La democrazia 2.0 invece, per sua natura, risente meno di questa deviazione dai modelli di teoria politica perché sostenuta dalla pratica quotidiana dei “cittadini” della rete. Tuttavia non è scevra da condizionamenti che possano portarla verso polarizzazioni di interessi e soprattutto corre un grave rischio nel momento in cui si affida, per la propria pratica, a infrastrutture private o soggette comunque a modifiche d’uso arbitrarie senza che si ricorra ad alcun processo né democratico né poliarchico (vedi le battaglie per la Net Neutrality e le ragioni che le determinano).

* DATI GREZZI
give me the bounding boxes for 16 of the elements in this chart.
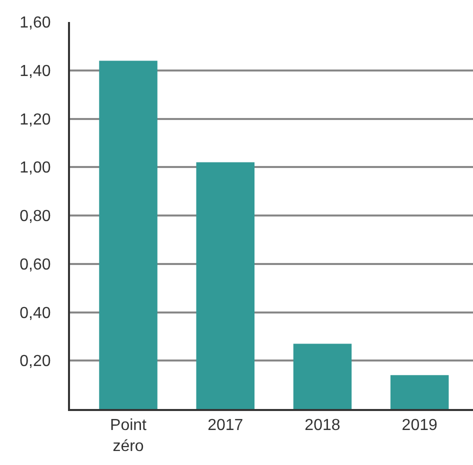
x-tick-label: Point zéro (110, 417, 148, 455)
bar (99, 60, 158, 409)
x-tick-label: 2018 (304, 417, 340, 434)
bar (196, 162, 255, 409)
y-tick-label: 1,00 (20, 160, 51, 177)
y-tick-label: 1,40 (20, 62, 51, 80)
x-tick-label: 2019 (402, 417, 438, 434)
y-tick-label: 0,60 (20, 256, 51, 274)
y-tick-label: 1,20 (20, 111, 51, 128)
y-tick-label: 0,20 (20, 353, 51, 370)
y-tick-label: 0,80 (20, 208, 51, 226)
y-tick-label: 1,60 (20, 14, 51, 32)
bar (390, 375, 449, 409)
bar (293, 344, 352, 409)
x-tick-label: 2017 (208, 417, 244, 434)
y-tick-label: 0,40 (20, 304, 51, 322)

* COSA FARE
1. Di' se ognuna di queste affermazioni concorda con il testo sulla democrazia 2.0, con sì o no e le parole precise del testo che lo decidono. (a) La democrazia 2.0 è sostenuta dalla pratica quotidiana dei cittadini della rete. (b) La democrazia 2.0 è del tutto libera da condizionamenti. (c) Affidarsi a infrastrutture private non comporta rischi per la democrazia 2.0.
2. Scrivi il seguito del testo sulla democrazia 2.0, cominciando subito dopo la sua ultima frase.

* COMPITI SVOLTI
1.
(a) Sì: «perché sostenuta dalla pratica quotidiana dei “cittadini” della rete»
(b) No: «Tuttavia non è scevra da condizionamenti»
(c) No: «soprattutto corre un grave rischio nel momento in cui si affida, per la propria pratica, a infrastrutture private»

2.
E poi c’è un altro elemento di cui tenere conto: la democrazia 2.0 richiede un impegno attivo molto più complesso dell’atto di voto e buon senso e statistiche dicono che, nella vita reale così in quella virtuale, la percentuale di popolazione che ha un atteggiamento proattivo è minoritaria (seppur aumenti in rete rispetto all’esperienza fisica quotidiana). Dunque la democrazia 2.0, se non può essere considerata “il governo del popolo” come è stato fatto notare durante gli interventi, non può al pari essere considerata come “il popolo nel suo insieme che lavora per un fine superiore”, individuabile sostanzialmente con la libertà di espressione e la divulgazione della conoscenza. E qui si ritorna al concetto della poliarchia: non per forza elitario, ma comunque che non riguarda il demos.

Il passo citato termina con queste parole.